--- TASK INPUT ---

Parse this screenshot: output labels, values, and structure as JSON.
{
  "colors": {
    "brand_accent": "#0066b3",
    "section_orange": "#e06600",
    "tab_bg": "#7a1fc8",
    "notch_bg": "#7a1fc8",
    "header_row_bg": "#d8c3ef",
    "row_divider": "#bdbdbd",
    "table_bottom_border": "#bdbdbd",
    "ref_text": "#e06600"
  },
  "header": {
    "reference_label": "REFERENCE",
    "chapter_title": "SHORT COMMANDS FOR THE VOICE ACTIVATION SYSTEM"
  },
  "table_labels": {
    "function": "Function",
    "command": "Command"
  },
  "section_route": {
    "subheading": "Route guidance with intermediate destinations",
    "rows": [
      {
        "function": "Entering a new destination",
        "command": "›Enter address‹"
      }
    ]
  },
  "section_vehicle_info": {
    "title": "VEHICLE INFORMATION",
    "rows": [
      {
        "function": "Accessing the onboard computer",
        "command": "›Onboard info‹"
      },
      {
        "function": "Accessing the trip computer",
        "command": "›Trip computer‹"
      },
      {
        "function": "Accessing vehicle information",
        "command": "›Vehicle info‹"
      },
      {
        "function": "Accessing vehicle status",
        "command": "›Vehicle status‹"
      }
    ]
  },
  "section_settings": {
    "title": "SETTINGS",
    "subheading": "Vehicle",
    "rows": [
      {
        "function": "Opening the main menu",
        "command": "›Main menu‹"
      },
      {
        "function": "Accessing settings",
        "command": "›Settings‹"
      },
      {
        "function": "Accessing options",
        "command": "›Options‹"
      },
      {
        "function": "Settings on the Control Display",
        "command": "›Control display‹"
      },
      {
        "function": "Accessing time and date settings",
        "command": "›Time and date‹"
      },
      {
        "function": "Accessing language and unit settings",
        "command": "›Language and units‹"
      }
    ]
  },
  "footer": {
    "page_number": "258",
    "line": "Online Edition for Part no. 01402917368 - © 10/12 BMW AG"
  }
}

---

REQUIREMENTS
Search the lines above for the string "Accessing", then show every one that has it.

TASK RESULT
        "function": "Accessing the onboard computer",
        "function": "Accessing the trip computer",
        "function": "Accessing vehicle information",
        "function": "Accessing vehicle status",
        "function": "Accessing settings",
        "function": "Accessing options",
        "function": "Accessing time and date settings",
        "function": "Accessing language and unit settings",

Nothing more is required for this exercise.